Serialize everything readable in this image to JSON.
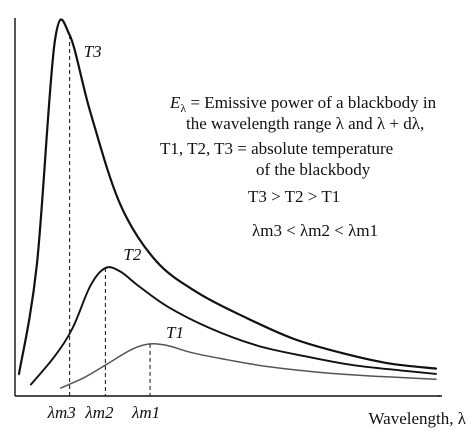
{
  "chart_data": {
    "type": "line",
    "title": "",
    "xlabel": "Wavelength, λ",
    "ylabel": "",
    "grid": false,
    "series": [
      {
        "name": "T3",
        "peak_label": "λm3",
        "color": "#111111",
        "points": [
          [
            0.0,
            0.04
          ],
          [
            0.3,
            0.35
          ],
          [
            0.6,
            0.98
          ],
          [
            0.85,
            1.0
          ],
          [
            1.2,
            0.78
          ],
          [
            1.7,
            0.52
          ],
          [
            2.3,
            0.36
          ],
          [
            3.0,
            0.27
          ],
          [
            3.8,
            0.2
          ],
          [
            4.6,
            0.14
          ],
          [
            5.4,
            0.1
          ],
          [
            6.2,
            0.07
          ],
          [
            7.0,
            0.055
          ]
        ]
      },
      {
        "name": "T2",
        "peak_label": "λm2",
        "color": "#111111",
        "points": [
          [
            0.2,
            0.01
          ],
          [
            0.6,
            0.09
          ],
          [
            0.9,
            0.17
          ],
          [
            1.2,
            0.29
          ],
          [
            1.45,
            0.34
          ],
          [
            1.7,
            0.33
          ],
          [
            2.0,
            0.29
          ],
          [
            2.5,
            0.23
          ],
          [
            3.2,
            0.17
          ],
          [
            4.0,
            0.12
          ],
          [
            4.8,
            0.09
          ],
          [
            5.6,
            0.065
          ],
          [
            6.4,
            0.05
          ],
          [
            7.0,
            0.04
          ]
        ]
      },
      {
        "name": "T1",
        "peak_label": "λm1",
        "color": "#555555",
        "points": [
          [
            0.7,
            0.0
          ],
          [
            1.1,
            0.03
          ],
          [
            1.5,
            0.07
          ],
          [
            1.9,
            0.11
          ],
          [
            2.2,
            0.125
          ],
          [
            2.5,
            0.12
          ],
          [
            2.9,
            0.1
          ],
          [
            3.5,
            0.08
          ],
          [
            4.2,
            0.06
          ],
          [
            5.0,
            0.045
          ],
          [
            5.8,
            0.035
          ],
          [
            6.6,
            0.028
          ],
          [
            7.0,
            0.025
          ]
        ]
      }
    ],
    "peaks": [
      {
        "label": "λm3",
        "x": 0.85,
        "y": 1.0
      },
      {
        "label": "λm2",
        "x": 1.45,
        "y": 0.34
      },
      {
        "label": "λm1",
        "x": 2.2,
        "y": 0.125
      }
    ],
    "xlim": [
      0,
      7.0
    ],
    "ylim": [
      0,
      1.0
    ]
  },
  "legend": {
    "line1_symbol": "E",
    "line1_symbol_sub": "λ",
    "line1_text": " = Emissive power of a blackbody in",
    "line2_text": "the wavelength range λ and λ + dλ,",
    "line3_text": "T1, T2, T3 = absolute temperature",
    "line4_text": "of the blackbody",
    "line5_text": "T3 > T2 > T1",
    "line6_text": "λm3 < λm2 < λm1"
  }
}
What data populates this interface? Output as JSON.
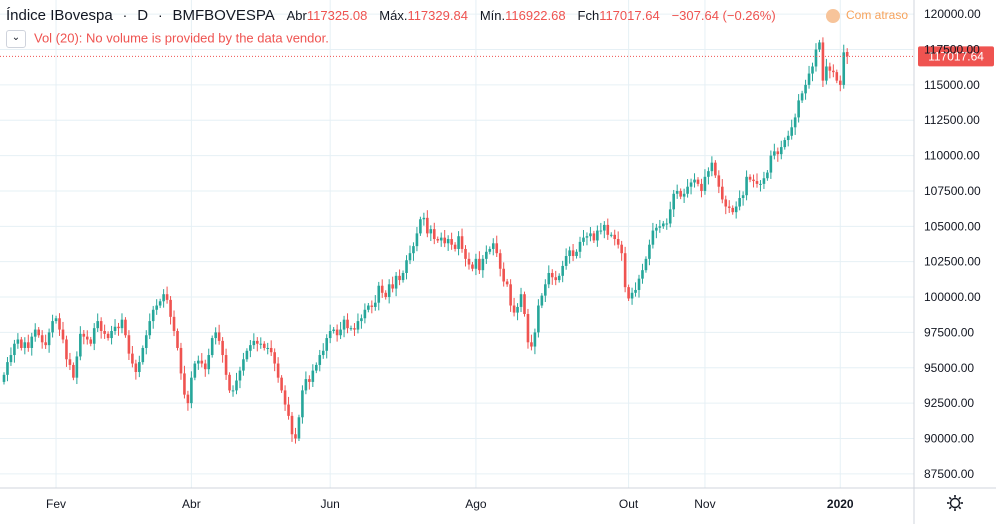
{
  "header": {
    "symbol": "Índice IBovespa",
    "interval": "D",
    "exchange": "BMFBOVESPA",
    "open_label": "Abr",
    "open": "117325.08",
    "high_label": "Máx.",
    "high": "117329.84",
    "low_label": "Mín.",
    "low": "116922.68",
    "close_label": "Fch",
    "close": "117017.64",
    "change": "−307.64 (−0.26%)",
    "delayed_label": "Com atraso"
  },
  "volume": {
    "toggle_icon": "chevron-down-icon",
    "message": "Vol (20): No volume is provided by the data vendor."
  },
  "settings_icon": "gear-icon",
  "colors": {
    "up": "#26a69a",
    "down": "#ef5350",
    "grid": "#e6f0f5",
    "axis_text": "#131722",
    "last_price_bg": "#ef5350"
  },
  "chart_data": {
    "type": "candlestick",
    "title": "",
    "xlabel": "",
    "ylabel": "",
    "ylim": [
      86500,
      121000
    ],
    "yticks": [
      "87500.00",
      "90000.00",
      "92500.00",
      "95000.00",
      "97500.00",
      "100000.00",
      "102500.00",
      "105000.00",
      "107500.00",
      "110000.00",
      "112500.00",
      "115000.00",
      "117500.00",
      "120000.00"
    ],
    "x_tick_labels": [
      {
        "index": 15,
        "label": "Fev"
      },
      {
        "index": 54,
        "label": "Abr"
      },
      {
        "index": 94,
        "label": "Jun"
      },
      {
        "index": 136,
        "label": "Ago"
      },
      {
        "index": 180,
        "label": "Out"
      },
      {
        "index": 202,
        "label": "Nov"
      },
      {
        "index": 241,
        "label": "2020"
      }
    ],
    "last_price": "117017.64",
    "grid": true,
    "close": [
      94500,
      95400,
      95900,
      96700,
      97000,
      96400,
      96800,
      96400,
      97200,
      97700,
      97300,
      96800,
      96600,
      97500,
      98300,
      98500,
      97700,
      97000,
      95600,
      95200,
      94300,
      95800,
      97400,
      97200,
      97000,
      96700,
      97800,
      98300,
      97600,
      97400,
      97100,
      97600,
      97900,
      97800,
      98400,
      97300,
      96000,
      95300,
      94700,
      95400,
      96400,
      97300,
      98300,
      99100,
      99400,
      99700,
      100200,
      99800,
      98600,
      97600,
      96400,
      94600,
      93100,
      92500,
      94300,
      95300,
      95500,
      95300,
      94900,
      95900,
      97100,
      97500,
      96900,
      95900,
      94500,
      93400,
      93400,
      94100,
      94800,
      95600,
      96200,
      96600,
      96900,
      96700,
      96700,
      96400,
      96400,
      96100,
      95300,
      94300,
      93400,
      92400,
      91600,
      90300,
      90000,
      91500,
      93400,
      94200,
      94000,
      94800,
      95200,
      95900,
      96200,
      97100,
      97600,
      97700,
      97300,
      97700,
      98400,
      97800,
      97800,
      97700,
      98300,
      98500,
      99100,
      99400,
      99300,
      99600,
      100800,
      100300,
      100000,
      100900,
      100600,
      101500,
      101200,
      101700,
      102600,
      103100,
      103600,
      104500,
      105500,
      105600,
      104500,
      104800,
      104100,
      104000,
      104200,
      103800,
      104100,
      103700,
      103400,
      104300,
      103400,
      102700,
      102300,
      102000,
      102700,
      101900,
      102700,
      103200,
      103400,
      103800,
      103100,
      102000,
      101100,
      100900,
      99400,
      98900,
      99300,
      100200,
      98800,
      96800,
      96500,
      97500,
      99400,
      100100,
      100900,
      101700,
      101400,
      101200,
      101500,
      102200,
      102900,
      103300,
      102900,
      103200,
      103900,
      104200,
      104300,
      104500,
      104000,
      104700,
      104700,
      105100,
      104400,
      104400,
      104100,
      103700,
      103100,
      100700,
      99900,
      100300,
      100500,
      101300,
      101900,
      102700,
      103700,
      104700,
      104900,
      105000,
      105200,
      105200,
      106200,
      107300,
      107500,
      107100,
      107300,
      107800,
      108100,
      108300,
      108000,
      107500,
      108500,
      108900,
      109500,
      108600,
      107800,
      106900,
      106400,
      106300,
      106000,
      106400,
      107000,
      107200,
      108500,
      108300,
      108200,
      108000,
      108000,
      108400,
      108800,
      110000,
      110300,
      110100,
      110600,
      111100,
      111400,
      112000,
      112700,
      113900,
      114400,
      115000,
      115800,
      116300,
      117500,
      118000,
      115300,
      116300,
      116000,
      115900,
      115300,
      115000,
      117300,
      117017.64
    ],
    "open": [
      94000,
      94500,
      95400,
      95900,
      96700,
      97000,
      96400,
      96800,
      96400,
      97200,
      97700,
      97300,
      96800,
      96600,
      97500,
      98300,
      98500,
      97700,
      97000,
      95600,
      95200,
      94300,
      95800,
      97400,
      97200,
      97000,
      96700,
      97800,
      98300,
      97600,
      97400,
      97100,
      97600,
      97900,
      97800,
      98400,
      97300,
      96000,
      95300,
      94700,
      95400,
      96400,
      97300,
      98300,
      99100,
      99400,
      99700,
      100200,
      99800,
      98600,
      97600,
      96400,
      94600,
      93100,
      92500,
      94300,
      95300,
      95500,
      95300,
      94900,
      95900,
      97100,
      97500,
      96900,
      95900,
      94500,
      93400,
      93400,
      94100,
      94800,
      95600,
      96200,
      96600,
      96900,
      96700,
      96700,
      96400,
      96400,
      96100,
      95300,
      94300,
      93400,
      92400,
      91600,
      90300,
      90000,
      91500,
      93400,
      94200,
      94000,
      94800,
      95200,
      95900,
      96200,
      97100,
      97600,
      97700,
      97300,
      97700,
      98400,
      97800,
      97800,
      97700,
      98300,
      98500,
      99100,
      99400,
      99300,
      99600,
      100800,
      100300,
      100000,
      100900,
      100600,
      101500,
      101200,
      101700,
      102600,
      103100,
      103600,
      104500,
      105500,
      105600,
      104500,
      104800,
      104100,
      104000,
      104200,
      103800,
      104100,
      103700,
      103400,
      104300,
      103400,
      102700,
      102300,
      102000,
      102700,
      101900,
      102700,
      103200,
      103400,
      103800,
      103100,
      102000,
      101100,
      100900,
      99400,
      98900,
      99300,
      100200,
      98800,
      96800,
      96500,
      97500,
      99400,
      100100,
      100900,
      101700,
      101400,
      101200,
      101500,
      102200,
      102900,
      103300,
      102900,
      103200,
      103900,
      104200,
      104300,
      104500,
      104000,
      104700,
      104700,
      105100,
      104400,
      104400,
      104100,
      103700,
      103100,
      100700,
      99900,
      100300,
      100500,
      101300,
      101900,
      102700,
      103700,
      104700,
      104900,
      105000,
      105200,
      105200,
      106200,
      107300,
      107500,
      107100,
      107300,
      107800,
      108100,
      108300,
      108000,
      107500,
      108500,
      108900,
      109500,
      108600,
      107800,
      106900,
      106400,
      106300,
      106000,
      106400,
      107000,
      107200,
      108500,
      108300,
      108200,
      108000,
      108000,
      108400,
      108800,
      110000,
      110300,
      110100,
      110600,
      111100,
      111400,
      112000,
      112700,
      113900,
      114400,
      115000,
      115800,
      116300,
      117500,
      118000,
      115300,
      116300,
      116000,
      115900,
      115300,
      115000,
      117325.08
    ]
  }
}
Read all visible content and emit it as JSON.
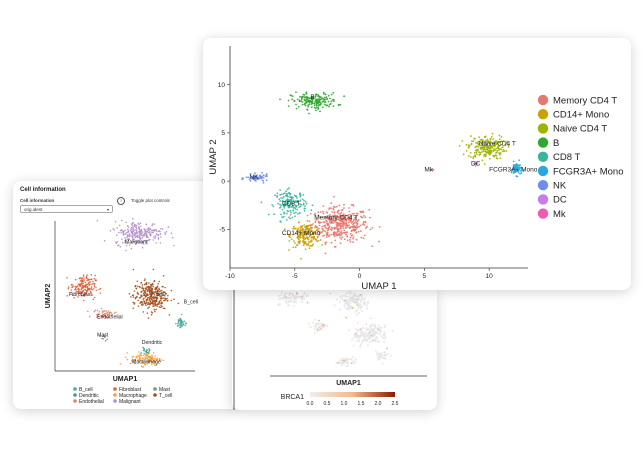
——————
- Written exercise: Pick out each line in the material containing "icon".

- Solution:
    "toggle_icon": "chevron-down-icon",
  "settings_icon": "gear-icon",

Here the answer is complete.